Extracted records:
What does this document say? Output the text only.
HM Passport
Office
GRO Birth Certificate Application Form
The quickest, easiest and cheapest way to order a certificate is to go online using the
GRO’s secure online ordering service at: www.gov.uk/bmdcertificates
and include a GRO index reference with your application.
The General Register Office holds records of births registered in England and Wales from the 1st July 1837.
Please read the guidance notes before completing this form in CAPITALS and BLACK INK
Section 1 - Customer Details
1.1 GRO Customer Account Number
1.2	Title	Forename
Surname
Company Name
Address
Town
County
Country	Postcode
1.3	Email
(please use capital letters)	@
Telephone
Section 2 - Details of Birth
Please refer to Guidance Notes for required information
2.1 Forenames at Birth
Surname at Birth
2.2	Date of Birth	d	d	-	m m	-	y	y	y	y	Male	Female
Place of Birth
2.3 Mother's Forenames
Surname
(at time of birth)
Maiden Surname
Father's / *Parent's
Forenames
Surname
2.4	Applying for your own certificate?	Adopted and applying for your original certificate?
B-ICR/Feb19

### What is being asked
Find the word "this" in the entries above and gather every line that holds it.

### Final result
What does this document say? Output the text only.
Please read the guidance notes before completing this form in CAPITALS and BLACK INK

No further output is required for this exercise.